* _Job_:
Retype every entry exactly, character for character.

Dataset rows
----------------

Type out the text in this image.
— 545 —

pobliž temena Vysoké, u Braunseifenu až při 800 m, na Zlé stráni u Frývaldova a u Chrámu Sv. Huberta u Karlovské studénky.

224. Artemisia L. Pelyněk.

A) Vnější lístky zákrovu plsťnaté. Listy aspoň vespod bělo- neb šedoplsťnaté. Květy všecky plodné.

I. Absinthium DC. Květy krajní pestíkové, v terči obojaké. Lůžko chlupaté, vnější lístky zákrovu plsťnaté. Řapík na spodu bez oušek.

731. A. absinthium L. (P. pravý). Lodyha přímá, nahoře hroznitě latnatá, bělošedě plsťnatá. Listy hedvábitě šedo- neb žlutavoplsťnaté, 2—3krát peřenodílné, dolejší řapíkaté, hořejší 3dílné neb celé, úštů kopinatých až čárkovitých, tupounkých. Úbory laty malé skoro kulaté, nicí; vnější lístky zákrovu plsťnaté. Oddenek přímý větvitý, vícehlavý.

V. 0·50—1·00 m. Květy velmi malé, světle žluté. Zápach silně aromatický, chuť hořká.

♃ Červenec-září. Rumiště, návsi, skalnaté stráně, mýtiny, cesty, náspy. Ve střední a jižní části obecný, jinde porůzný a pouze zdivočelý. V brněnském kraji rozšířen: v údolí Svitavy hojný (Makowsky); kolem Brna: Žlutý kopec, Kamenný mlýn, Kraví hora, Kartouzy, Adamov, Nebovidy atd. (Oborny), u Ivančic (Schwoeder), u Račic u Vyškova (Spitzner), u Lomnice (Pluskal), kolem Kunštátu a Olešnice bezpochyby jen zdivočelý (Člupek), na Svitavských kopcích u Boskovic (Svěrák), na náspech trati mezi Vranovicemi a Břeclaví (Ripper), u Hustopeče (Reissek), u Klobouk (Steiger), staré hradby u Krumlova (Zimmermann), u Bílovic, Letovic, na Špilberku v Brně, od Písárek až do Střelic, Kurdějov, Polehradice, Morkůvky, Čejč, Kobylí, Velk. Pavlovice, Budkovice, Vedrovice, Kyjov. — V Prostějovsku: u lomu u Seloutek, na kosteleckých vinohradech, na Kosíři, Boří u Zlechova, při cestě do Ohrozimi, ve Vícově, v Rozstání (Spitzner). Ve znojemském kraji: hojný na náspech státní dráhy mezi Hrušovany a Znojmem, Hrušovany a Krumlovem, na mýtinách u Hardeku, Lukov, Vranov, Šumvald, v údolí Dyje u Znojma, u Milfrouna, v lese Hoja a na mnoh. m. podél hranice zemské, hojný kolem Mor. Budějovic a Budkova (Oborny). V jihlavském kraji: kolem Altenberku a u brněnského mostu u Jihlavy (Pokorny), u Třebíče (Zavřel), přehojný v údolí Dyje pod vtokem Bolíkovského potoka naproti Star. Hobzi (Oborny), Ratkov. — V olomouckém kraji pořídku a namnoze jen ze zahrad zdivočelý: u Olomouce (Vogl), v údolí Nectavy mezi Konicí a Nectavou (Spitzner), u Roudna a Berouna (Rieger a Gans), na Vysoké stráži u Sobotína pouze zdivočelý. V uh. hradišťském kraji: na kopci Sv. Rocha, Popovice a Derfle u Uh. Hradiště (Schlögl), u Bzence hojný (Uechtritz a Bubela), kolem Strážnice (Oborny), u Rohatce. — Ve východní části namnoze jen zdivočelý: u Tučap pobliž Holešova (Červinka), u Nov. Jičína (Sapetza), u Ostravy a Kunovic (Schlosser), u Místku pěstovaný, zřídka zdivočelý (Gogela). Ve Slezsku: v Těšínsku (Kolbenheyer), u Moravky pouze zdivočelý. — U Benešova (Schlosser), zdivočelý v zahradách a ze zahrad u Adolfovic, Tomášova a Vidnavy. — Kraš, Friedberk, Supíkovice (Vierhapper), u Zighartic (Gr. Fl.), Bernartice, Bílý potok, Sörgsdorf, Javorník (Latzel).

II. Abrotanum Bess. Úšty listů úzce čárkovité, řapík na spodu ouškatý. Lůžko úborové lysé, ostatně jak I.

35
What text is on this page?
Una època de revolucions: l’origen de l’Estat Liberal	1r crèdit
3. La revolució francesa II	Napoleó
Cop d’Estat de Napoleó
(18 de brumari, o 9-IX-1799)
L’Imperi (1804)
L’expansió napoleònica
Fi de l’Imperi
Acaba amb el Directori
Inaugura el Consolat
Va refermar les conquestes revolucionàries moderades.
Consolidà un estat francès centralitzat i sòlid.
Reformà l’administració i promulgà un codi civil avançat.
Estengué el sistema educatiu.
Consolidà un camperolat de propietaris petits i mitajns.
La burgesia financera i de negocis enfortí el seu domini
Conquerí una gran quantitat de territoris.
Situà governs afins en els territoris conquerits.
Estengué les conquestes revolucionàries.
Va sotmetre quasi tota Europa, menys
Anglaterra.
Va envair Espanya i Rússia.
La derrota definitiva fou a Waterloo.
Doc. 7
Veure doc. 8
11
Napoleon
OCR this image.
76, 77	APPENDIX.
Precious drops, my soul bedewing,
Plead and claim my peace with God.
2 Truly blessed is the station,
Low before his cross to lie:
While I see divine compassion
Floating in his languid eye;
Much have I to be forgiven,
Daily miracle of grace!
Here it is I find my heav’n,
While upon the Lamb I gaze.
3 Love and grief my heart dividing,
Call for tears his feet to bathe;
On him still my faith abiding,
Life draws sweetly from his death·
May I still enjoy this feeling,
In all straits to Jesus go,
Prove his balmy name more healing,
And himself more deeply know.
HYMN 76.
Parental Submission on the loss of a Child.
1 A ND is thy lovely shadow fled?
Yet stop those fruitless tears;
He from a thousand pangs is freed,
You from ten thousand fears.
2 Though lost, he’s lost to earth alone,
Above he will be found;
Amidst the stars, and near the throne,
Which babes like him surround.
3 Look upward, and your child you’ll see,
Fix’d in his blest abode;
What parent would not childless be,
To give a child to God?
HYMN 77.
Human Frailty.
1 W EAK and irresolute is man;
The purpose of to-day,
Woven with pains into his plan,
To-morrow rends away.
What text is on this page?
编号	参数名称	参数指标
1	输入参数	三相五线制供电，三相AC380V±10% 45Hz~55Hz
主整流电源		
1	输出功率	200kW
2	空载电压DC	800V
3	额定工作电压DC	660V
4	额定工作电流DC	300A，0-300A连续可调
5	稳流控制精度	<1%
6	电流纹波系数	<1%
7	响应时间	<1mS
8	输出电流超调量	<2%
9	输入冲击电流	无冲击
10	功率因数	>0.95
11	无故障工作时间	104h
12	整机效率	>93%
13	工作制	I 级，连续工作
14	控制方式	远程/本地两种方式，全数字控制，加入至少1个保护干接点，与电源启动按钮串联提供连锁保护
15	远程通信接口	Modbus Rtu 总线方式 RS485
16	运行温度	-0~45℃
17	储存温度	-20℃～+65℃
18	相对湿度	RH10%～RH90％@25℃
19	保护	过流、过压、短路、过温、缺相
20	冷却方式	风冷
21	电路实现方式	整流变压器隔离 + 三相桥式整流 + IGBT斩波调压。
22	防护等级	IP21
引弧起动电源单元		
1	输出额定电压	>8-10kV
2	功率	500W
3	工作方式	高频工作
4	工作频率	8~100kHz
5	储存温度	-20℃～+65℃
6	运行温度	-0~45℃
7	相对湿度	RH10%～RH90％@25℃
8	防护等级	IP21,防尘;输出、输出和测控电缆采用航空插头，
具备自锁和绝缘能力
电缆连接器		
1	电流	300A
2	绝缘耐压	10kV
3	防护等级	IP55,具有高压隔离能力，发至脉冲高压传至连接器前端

----------------

* _Complete response_:
Type out the text in this image.
— 545 —

pobliž temena Vysoké, u Braunseifenu až při 800 m, na Zlé stráni u Frývaldova a u Chrámu Sv. Huberta u Karlovské studénky.

224. Artemisia L. Pelyněk.

A) Vnější lístky zákrovu plsťnaté. Listy aspoň vespod bělo- neb šedoplsťnaté. Květy všecky plodné.

I. Absinthium DC. Květy krajní pestíkové, v terči obojaké. Lůžko chlupaté, vnější lístky zákrovu plsťnaté. Řapík na spodu bez oušek.

731. A. absinthium L. (P. pravý). Lodyha přímá, nahoře hroznitě latnatá, bělošedě plsťnatá. Listy hedvábitě šedo- neb žlutavoplsťnaté, 2—3krát peřenodílné, dolejší řapíkaté, hořejší 3dílné neb celé, úštů kopinatých až čárkovitých, tupounkých. Úbory laty malé skoro kulaté, nicí; vnější lístky zákrovu plsťnaté. Oddenek přímý větvitý, vícehlavý.

V. 0·50—1·00 m. Květy velmi malé, světle žluté. Zápach silně aromatický, chuť hořká.

♃ Červenec-září. Rumiště, návsi, skalnaté stráně, mýtiny, cesty, náspy. Ve střední a jižní části obecný, jinde porůzný a pouze zdivočelý. V brněnském kraji rozšířen: v údolí Svitavy hojný (Makowsky); kolem Brna: Žlutý kopec, Kamenný mlýn, Kraví hora, Kartouzy, Adamov, Nebovidy atd. (Oborny), u Ivančic (Schwoeder), u Račic u Vyškova (Spitzner), u Lomnice (Pluskal), kolem Kunštátu a Olešnice bezpochyby jen zdivočelý (Člupek), na Svitavských kopcích u Boskovic (Svěrák), na náspech trati mezi Vranovicemi a Břeclaví (Ripper), u Hustopeče (Reissek), u Klobouk (Steiger), staré hradby u Krumlova (Zimmermann), u Bílovic, Letovic, na Špilberku v Brně, od Písárek až do Střelic, Kurdějov, Polehradice, Morkůvky, Čejč, Kobylí, Velk. Pavlovice, Budkovice, Vedrovice, Kyjov. — V Prostějovsku: u lomu u Seloutek, na kosteleckých vinohradech, na Kosíři, Boří u Zlechova, při cestě do Ohrozimi, ve Vícově, v Rozstání (Spitzner). Ve znojemském kraji: hojný na náspech státní dráhy mezi Hrušovany a Znojmem, Hrušovany a Krumlovem, na mýtinách u Hardeku, Lukov, Vranov, Šumvald, v údolí Dyje u Znojma, u Milfrouna, v lese Hoja a na mnoh. m. podél hranice zemské, hojný kolem Mor. Budějovic a Budkova (Oborny). V jihlavském kraji: kolem Altenberku a u brněnského mostu u Jihlavy (Pokorny), u Třebíče (Zavřel), přehojný v údolí Dyje pod vtokem Bolíkovského potoka naproti Star. Hobzi (Oborny), Ratkov. — V olomouckém kraji pořídku a namnoze jen ze zahrad zdivočelý: u Olomouce (Vogl), v údolí Nectavy mezi Konicí a Nectavou (Spitzner), u Roudna a Berouna (Rieger a Gans), na Vysoké stráži u Sobotína pouze zdivočelý. V uh. hradišťském kraji: na kopci Sv. Rocha, Popovice a Derfle u Uh. Hradiště (Schlögl), u Bzence hojný (Uechtritz a Bubela), kolem Strážnice (Oborny), u Rohatce. — Ve východní části namnoze jen zdivočelý: u Tučap pobliž Holešova (Červinka), u Nov. Jičína (Sapetza), u Ostravy a Kunovic (Schlosser), u Místku pěstovaný, zřídka zdivočelý (Gogela). Ve Slezsku: v Těšínsku (Kolbenheyer), u Moravky pouze zdivočelý. — U Benešova (Schlosser), zdivočelý v zahradách a ze zahrad u Adolfovic, Tomášova a Vidnavy. — Kraš, Friedberk, Supíkovice (Vierhapper), u Zighartic (Gr. Fl.), Bernartice, Bílý potok, Sörgsdorf, Javorník (Latzel).

II. Abrotanum Bess. Úšty listů úzce čárkovité, řapík na spodu ouškatý. Lůžko úborové lysé, ostatně jak I.

35
What text is on this page?
Una època de revolucions: l’origen de l’Estat Liberal	1r crèdit
3. La revolució francesa II	Napoleó
Cop d’Estat de Napoleó
(18 de brumari, o 9-IX-1799)
L’Imperi (1804)
L’expansió napoleònica
Fi de l’Imperi
Acaba amb el Directori
Inaugura el Consolat
Va refermar les conquestes revolucionàries moderades.
Consolidà un estat francès centralitzat i sòlid.
Reformà l’administració i promulgà un codi civil avançat.
Estengué el sistema educatiu.
Consolidà un camperolat de propietaris petits i mitajns.
La burgesia financera i de negocis enfortí el seu domini
Conquerí una gran quantitat de territoris.
Situà governs afins en els territoris conquerits.
Estengué les conquestes revolucionàries.
Va sotmetre quasi tota Europa, menys
Anglaterra.
Va envair Espanya i Rússia.
La derrota definitiva fou a Waterloo.
Doc. 7
Veure doc. 8
11
Napoleon
OCR this image.
76, 77	APPENDIX.
Precious drops, my soul bedewing,
Plead and claim my peace with God.
2 Truly blessed is the station,
Low before his cross to lie:
While I see divine compassion
Floating in his languid eye;
Much have I to be forgiven,
Daily miracle of grace!
Here it is I find my heav’n,
While upon the Lamb I gaze.
3 Love and grief my heart dividing,
Call for tears his feet to bathe;
On him still my faith abiding,
Life draws sweetly from his death·
May I still enjoy this feeling,
In all straits to Jesus go,
Prove his balmy name more healing,
And himself more deeply know.
HYMN 76.
Parental Submission on the loss of a Child.
1 A ND is thy lovely shadow fled?
Yet stop those fruitless tears;
He from a thousand pangs is freed,
You from ten thousand fears.
2 Though lost, he’s lost to earth alone,
Above he will be found;
Amidst the stars, and near the throne,
Which babes like him surround.
3 Look upward, and your child you’ll see,
Fix’d in his blest abode;
What parent would not childless be,
To give a child to God?
HYMN 77.
Human Frailty.
1 W EAK and irresolute is man;
The purpose of to-day,
Woven with pains into his plan,
To-morrow rends away.
What text is on this page?
编号	参数名称	参数指标
1	输入参数	三相五线制供电，三相AC380V±10% 45Hz~55Hz
主整流电源		
1	输出功率	200kW
2	空载电压DC	800V
3	额定工作电压DC	660V
4	额定工作电流DC	300A，0-300A连续可调
5	稳流控制精度	<1%
6	电流纹波系数	<1%
7	响应时间	<1mS
8	输出电流超调量	<2%
9	输入冲击电流	无冲击
10	功率因数	>0.95
11	无故障工作时间	104h
12	整机效率	>93%
13	工作制	I 级，连续工作
14	控制方式	远程/本地两种方式，全数字控制，加入至少1个保护干接点，与电源启动按钮串联提供连锁保护
15	远程通信接口	Modbus Rtu 总线方式 RS485
16	运行温度	-0~45℃
17	储存温度	-20℃～+65℃
18	相对湿度	RH10%～RH90％@25℃
19	保护	过流、过压、短路、过温、缺相
20	冷却方式	风冷
21	电路实现方式	整流变压器隔离 + 三相桥式整流 + IGBT斩波调压。
22	防护等级	IP21
引弧起动电源单元		
1	输出额定电压	>8-10kV
2	功率	500W
3	工作方式	高频工作
4	工作频率	8~100kHz
5	储存温度	-20℃～+65℃
6	运行温度	-0~45℃
7	相对湿度	RH10%～RH90％@25℃
8	防护等级	IP21,防尘;输出、输出和测控电缆采用航空插头，
具备自锁和绝缘能力
电缆连接器		
1	电流	300A
2	绝缘耐压	10kV
3	防护等级	IP55,具有高压隔离能力，发至脉冲高压传至连接器前端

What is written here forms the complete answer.